* [Task to complete] Reproduce each line of the records below verbatim, keeping every character and line break as it appears.

(Element box annotations)
= = =
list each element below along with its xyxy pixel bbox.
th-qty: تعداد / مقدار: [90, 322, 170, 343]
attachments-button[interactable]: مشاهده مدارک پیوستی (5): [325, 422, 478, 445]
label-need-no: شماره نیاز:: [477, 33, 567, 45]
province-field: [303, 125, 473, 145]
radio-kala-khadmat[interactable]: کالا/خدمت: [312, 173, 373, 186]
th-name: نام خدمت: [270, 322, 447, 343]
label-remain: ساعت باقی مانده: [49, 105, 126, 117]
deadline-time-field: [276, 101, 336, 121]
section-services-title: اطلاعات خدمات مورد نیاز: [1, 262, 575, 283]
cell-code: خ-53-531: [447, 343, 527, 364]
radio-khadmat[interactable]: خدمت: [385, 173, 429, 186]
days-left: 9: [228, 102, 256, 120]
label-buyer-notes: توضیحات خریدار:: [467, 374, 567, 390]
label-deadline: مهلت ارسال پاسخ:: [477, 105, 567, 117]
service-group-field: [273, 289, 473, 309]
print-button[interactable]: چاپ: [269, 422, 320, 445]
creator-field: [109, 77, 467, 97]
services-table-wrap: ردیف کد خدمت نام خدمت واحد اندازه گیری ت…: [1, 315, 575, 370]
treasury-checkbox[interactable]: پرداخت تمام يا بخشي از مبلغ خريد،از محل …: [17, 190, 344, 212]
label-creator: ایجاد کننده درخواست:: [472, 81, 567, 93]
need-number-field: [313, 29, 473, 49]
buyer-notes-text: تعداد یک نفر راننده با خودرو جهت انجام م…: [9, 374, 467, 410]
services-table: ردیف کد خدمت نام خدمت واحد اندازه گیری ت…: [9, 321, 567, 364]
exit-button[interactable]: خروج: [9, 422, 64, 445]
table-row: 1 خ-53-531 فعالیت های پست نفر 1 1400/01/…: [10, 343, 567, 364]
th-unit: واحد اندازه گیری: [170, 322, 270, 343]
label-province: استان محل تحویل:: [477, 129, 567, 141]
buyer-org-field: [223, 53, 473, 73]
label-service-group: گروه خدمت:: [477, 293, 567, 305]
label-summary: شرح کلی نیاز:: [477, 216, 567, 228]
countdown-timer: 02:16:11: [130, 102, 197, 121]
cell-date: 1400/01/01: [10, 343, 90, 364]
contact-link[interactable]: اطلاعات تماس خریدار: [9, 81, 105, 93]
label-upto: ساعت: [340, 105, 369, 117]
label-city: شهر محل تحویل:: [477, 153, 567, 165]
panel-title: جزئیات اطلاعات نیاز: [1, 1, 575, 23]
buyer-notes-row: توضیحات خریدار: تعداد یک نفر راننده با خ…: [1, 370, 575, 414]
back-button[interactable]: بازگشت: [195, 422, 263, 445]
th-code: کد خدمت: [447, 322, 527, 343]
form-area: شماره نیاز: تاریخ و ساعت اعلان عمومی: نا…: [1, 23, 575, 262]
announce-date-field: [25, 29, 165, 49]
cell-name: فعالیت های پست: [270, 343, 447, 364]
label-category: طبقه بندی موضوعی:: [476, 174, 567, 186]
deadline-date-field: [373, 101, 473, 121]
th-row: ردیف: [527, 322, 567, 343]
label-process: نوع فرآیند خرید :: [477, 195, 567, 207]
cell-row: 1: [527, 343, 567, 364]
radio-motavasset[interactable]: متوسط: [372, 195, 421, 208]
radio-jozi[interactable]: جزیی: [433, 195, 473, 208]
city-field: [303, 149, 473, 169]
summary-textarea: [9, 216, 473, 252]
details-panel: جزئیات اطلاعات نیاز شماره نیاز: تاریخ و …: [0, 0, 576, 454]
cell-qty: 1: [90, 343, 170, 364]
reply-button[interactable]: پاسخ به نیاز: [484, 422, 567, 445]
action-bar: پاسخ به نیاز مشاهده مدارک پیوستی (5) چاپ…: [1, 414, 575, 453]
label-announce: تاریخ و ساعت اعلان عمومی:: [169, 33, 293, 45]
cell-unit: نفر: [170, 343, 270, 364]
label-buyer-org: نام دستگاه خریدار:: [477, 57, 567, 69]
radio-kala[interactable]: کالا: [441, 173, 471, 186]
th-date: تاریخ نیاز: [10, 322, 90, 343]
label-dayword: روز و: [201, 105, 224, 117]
= = =
* [Result]
list each element below along with its xyxy pixel bbox.
th-qty: تعداد / مقدار: [90, 322, 170, 343]
attachments-button[interactable]: مشاهده مدارک پیوستی (5): [325, 422, 478, 445]
label-need-no: شماره نیاز:: [477, 33, 567, 45]
province-field: [303, 125, 473, 145]
radio-kala-khadmat[interactable]: کالا/خدمت: [312, 173, 373, 186]
th-name: نام خدمت: [270, 322, 447, 343]
label-remain: ساعت باقی مانده: [49, 105, 126, 117]
deadline-time-field: [276, 101, 336, 121]
section-services-title: اطلاعات خدمات مورد نیاز: [1, 262, 575, 283]
cell-code: خ-53-531: [447, 343, 527, 364]
radio-khadmat[interactable]: خدمت: [385, 173, 429, 186]
days-left: 9: [228, 102, 256, 120]
label-buyer-notes: توضیحات خریدار:: [467, 374, 567, 390]
label-deadline: مهلت ارسال پاسخ:: [477, 105, 567, 117]
service-group-field: [273, 289, 473, 309]
print-button[interactable]: چاپ: [269, 422, 320, 445]
creator-field: [109, 77, 467, 97]
services-table-wrap: ردیف کد خدمت نام خدمت واحد اندازه گیری ت…: [1, 315, 575, 370]
treasury-checkbox[interactable]: پرداخت تمام يا بخشي از مبلغ خريد،از محل …: [17, 190, 344, 212]
label-creator: ایجاد کننده درخواست:: [472, 81, 567, 93]
need-number-field: [313, 29, 473, 49]
buyer-notes-text: تعداد یک نفر راننده با خودرو جهت انجام م…: [9, 374, 467, 410]
services-table: ردیف کد خدمت نام خدمت واحد اندازه گیری ت…: [9, 321, 567, 364]
exit-button[interactable]: خروج: [9, 422, 64, 445]
table-row: 1 خ-53-531 فعالیت های پست نفر 1 1400/01/…: [10, 343, 567, 364]
th-unit: واحد اندازه گیری: [170, 322, 270, 343]
label-province: استان محل تحویل:: [477, 129, 567, 141]
buyer-org-field: [223, 53, 473, 73]
label-service-group: گروه خدمت:: [477, 293, 567, 305]
label-summary: شرح کلی نیاز:: [477, 216, 567, 228]
countdown-timer: 02:16:11: [130, 102, 197, 121]
cell-date: 1400/01/01: [10, 343, 90, 364]
contact-link[interactable]: اطلاعات تماس خریدار: [9, 81, 105, 93]
label-upto: ساعت: [340, 105, 369, 117]
label-city: شهر محل تحویل:: [477, 153, 567, 165]
panel-title: جزئیات اطلاعات نیاز: [1, 1, 575, 23]
buyer-notes-row: توضیحات خریدار: تعداد یک نفر راننده با خ…: [1, 370, 575, 414]
back-button[interactable]: بازگشت: [195, 422, 263, 445]
th-code: کد خدمت: [447, 322, 527, 343]
form-area: شماره نیاز: تاریخ و ساعت اعلان عمومی: نا…: [1, 23, 575, 262]
announce-date-field: [25, 29, 165, 49]
cell-name: فعالیت های پست: [270, 343, 447, 364]
label-category: طبقه بندی موضوعی:: [476, 174, 567, 186]
deadline-date-field: [373, 101, 473, 121]
th-row: ردیف: [527, 322, 567, 343]
label-process: نوع فرآیند خرید :: [477, 195, 567, 207]
cell-row: 1: [527, 343, 567, 364]
radio-motavasset[interactable]: متوسط: [372, 195, 421, 208]
radio-jozi[interactable]: جزیی: [433, 195, 473, 208]
city-field: [303, 149, 473, 169]
summary-textarea: [9, 216, 473, 252]
details-panel: جزئیات اطلاعات نیاز شماره نیاز: تاریخ و …: [0, 0, 576, 454]
cell-qty: 1: [90, 343, 170, 364]
reply-button[interactable]: پاسخ به نیاز: [484, 422, 567, 445]
action-bar: پاسخ به نیاز مشاهده مدارک پیوستی (5) چاپ…: [1, 414, 575, 453]
label-announce: تاریخ و ساعت اعلان عمومی:: [169, 33, 293, 45]
cell-unit: نفر: [170, 343, 270, 364]
label-buyer-org: نام دستگاه خریدار:: [477, 57, 567, 69]
radio-kala[interactable]: کالا: [441, 173, 471, 186]
th-date: تاریخ نیاز: [10, 322, 90, 343]
label-dayword: روز و: [201, 105, 224, 117]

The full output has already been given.